▶ Set problem: How many of the lines below include "emoji"? Give the number and no other words.

::: Task input

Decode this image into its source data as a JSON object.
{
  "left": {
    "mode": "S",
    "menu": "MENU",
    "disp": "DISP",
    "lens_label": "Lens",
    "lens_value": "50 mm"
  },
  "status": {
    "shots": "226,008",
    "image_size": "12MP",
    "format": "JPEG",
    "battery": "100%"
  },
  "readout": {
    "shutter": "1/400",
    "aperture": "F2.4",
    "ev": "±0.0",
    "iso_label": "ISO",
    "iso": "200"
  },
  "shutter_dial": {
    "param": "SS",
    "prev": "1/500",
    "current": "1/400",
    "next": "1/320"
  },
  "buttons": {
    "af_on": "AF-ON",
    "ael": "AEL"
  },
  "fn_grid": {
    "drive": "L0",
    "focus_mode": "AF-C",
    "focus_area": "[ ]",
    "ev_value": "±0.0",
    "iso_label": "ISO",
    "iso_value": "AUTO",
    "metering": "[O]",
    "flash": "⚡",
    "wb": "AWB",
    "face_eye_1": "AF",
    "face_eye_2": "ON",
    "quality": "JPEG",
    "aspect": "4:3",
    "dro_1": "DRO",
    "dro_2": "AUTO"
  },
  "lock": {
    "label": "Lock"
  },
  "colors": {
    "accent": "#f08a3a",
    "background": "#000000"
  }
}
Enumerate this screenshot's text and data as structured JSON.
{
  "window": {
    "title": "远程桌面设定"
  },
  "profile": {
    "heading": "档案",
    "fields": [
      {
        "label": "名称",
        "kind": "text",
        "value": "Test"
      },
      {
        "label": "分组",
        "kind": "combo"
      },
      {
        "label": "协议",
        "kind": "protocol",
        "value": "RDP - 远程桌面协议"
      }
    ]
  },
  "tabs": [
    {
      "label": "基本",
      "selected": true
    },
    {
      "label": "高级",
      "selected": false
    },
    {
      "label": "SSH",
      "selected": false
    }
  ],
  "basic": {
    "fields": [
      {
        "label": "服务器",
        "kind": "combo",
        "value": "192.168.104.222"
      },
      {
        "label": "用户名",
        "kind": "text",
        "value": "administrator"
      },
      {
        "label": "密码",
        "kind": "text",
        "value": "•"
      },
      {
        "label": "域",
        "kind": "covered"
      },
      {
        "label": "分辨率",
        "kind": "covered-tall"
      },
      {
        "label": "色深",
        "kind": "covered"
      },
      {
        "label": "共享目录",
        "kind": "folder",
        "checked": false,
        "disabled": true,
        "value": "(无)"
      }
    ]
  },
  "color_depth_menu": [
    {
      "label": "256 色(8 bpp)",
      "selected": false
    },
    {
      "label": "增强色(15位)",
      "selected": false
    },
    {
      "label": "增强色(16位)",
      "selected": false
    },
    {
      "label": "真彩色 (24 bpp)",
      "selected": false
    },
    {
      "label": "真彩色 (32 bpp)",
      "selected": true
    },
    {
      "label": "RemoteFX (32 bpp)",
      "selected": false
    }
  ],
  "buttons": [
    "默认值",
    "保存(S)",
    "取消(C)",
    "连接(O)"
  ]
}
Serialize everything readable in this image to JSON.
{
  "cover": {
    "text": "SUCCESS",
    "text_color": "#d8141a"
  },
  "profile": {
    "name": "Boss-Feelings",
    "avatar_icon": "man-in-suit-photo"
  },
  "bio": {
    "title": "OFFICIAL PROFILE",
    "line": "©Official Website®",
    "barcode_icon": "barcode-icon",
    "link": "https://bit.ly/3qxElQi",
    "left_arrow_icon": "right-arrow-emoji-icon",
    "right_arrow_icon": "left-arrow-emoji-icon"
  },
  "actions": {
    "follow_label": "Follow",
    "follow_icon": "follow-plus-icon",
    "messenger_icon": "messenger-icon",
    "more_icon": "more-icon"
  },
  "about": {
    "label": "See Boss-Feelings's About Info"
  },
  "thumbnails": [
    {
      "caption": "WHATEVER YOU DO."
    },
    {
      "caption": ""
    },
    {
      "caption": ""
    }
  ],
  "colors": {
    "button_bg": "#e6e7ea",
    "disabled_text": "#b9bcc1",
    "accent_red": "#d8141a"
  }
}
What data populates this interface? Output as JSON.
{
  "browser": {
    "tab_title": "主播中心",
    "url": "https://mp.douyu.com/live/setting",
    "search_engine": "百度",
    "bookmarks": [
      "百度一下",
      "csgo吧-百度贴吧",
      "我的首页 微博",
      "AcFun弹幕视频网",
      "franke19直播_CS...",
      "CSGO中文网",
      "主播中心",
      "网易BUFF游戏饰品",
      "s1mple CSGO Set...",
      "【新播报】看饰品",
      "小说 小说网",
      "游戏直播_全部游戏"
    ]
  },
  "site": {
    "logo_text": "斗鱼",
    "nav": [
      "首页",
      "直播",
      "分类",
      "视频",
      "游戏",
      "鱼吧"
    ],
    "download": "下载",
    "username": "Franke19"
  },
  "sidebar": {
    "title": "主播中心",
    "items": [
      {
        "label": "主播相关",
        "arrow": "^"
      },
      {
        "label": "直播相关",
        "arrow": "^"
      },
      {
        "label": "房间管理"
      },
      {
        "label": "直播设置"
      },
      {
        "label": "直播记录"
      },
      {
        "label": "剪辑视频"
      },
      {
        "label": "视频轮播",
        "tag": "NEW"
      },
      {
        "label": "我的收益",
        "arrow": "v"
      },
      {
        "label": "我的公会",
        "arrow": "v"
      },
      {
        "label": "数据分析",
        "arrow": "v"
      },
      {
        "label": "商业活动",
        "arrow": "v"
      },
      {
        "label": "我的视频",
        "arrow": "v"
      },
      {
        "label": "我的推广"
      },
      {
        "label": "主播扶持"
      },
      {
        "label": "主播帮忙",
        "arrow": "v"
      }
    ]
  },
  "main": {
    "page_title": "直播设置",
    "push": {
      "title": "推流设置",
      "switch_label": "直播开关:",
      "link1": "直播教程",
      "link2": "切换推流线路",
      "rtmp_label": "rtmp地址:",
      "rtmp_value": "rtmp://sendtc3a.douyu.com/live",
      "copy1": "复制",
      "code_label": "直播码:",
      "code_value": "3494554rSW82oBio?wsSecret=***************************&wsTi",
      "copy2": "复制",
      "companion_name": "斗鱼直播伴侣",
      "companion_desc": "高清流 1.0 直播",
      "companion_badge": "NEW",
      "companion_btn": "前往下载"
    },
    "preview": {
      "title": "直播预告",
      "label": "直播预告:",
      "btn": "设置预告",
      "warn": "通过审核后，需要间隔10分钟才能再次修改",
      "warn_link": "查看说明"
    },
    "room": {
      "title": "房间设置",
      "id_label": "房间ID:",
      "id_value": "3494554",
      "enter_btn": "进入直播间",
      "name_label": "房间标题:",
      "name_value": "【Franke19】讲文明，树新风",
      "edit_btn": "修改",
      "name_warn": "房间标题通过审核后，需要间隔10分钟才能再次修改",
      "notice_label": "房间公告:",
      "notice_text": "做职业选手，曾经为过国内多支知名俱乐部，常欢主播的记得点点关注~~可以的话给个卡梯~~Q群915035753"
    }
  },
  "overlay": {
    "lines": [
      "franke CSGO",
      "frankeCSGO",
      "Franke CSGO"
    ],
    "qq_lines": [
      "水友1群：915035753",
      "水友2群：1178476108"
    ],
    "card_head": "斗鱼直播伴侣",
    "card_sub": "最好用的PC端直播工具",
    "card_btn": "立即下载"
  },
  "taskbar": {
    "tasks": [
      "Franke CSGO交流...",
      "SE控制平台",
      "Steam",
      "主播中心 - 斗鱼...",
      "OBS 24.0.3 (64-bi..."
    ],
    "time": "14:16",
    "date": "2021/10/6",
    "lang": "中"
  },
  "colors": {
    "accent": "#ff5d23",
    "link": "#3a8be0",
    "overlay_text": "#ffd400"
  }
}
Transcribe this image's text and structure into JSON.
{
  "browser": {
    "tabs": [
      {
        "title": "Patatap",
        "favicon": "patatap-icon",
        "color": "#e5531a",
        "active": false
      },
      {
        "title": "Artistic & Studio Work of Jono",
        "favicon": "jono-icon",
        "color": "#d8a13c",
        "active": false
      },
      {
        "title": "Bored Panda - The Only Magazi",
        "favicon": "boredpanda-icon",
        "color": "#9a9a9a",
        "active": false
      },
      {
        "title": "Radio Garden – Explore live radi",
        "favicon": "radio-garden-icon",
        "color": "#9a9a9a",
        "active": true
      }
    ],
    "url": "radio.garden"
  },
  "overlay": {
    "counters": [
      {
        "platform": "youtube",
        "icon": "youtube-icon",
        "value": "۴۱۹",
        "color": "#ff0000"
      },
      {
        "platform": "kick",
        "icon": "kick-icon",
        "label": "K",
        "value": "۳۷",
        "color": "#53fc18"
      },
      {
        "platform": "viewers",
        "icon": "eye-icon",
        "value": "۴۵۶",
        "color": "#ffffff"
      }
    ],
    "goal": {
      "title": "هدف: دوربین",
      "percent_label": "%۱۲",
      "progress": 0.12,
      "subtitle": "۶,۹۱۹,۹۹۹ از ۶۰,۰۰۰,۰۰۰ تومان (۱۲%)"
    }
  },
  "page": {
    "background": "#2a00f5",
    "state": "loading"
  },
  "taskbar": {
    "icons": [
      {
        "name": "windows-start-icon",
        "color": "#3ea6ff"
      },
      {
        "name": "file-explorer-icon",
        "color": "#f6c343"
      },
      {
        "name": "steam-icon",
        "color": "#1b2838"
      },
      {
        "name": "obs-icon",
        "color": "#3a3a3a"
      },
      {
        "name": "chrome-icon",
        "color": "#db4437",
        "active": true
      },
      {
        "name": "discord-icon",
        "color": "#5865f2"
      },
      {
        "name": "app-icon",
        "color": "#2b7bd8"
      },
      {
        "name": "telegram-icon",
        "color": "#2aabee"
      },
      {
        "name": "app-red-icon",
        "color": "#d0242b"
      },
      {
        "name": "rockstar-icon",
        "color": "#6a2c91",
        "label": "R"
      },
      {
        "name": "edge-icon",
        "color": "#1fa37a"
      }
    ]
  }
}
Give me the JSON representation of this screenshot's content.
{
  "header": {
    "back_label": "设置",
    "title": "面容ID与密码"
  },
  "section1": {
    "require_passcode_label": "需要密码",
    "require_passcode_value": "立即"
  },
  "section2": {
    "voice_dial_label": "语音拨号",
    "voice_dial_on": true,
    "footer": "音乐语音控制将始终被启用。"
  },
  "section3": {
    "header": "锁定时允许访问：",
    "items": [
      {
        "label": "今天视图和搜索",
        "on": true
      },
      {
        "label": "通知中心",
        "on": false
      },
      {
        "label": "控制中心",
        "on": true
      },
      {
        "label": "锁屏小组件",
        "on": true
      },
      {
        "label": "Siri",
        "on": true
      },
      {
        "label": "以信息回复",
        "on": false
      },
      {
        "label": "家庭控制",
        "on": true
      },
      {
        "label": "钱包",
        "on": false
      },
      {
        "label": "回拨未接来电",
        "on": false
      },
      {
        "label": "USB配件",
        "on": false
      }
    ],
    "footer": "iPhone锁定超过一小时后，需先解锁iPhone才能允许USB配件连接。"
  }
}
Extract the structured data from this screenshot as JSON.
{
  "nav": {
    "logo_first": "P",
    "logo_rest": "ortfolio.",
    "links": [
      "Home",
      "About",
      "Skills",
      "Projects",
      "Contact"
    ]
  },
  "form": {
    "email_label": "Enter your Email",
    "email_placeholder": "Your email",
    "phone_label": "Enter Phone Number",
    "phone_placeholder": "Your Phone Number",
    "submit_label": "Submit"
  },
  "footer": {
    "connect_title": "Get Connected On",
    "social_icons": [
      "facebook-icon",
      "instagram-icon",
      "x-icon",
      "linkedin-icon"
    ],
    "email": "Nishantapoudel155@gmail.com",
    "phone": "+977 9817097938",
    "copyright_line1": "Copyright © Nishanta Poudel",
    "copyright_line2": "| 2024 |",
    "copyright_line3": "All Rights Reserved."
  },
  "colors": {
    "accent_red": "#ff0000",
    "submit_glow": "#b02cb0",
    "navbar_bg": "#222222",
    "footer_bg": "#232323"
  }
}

::::::

▶ Output of the task: 2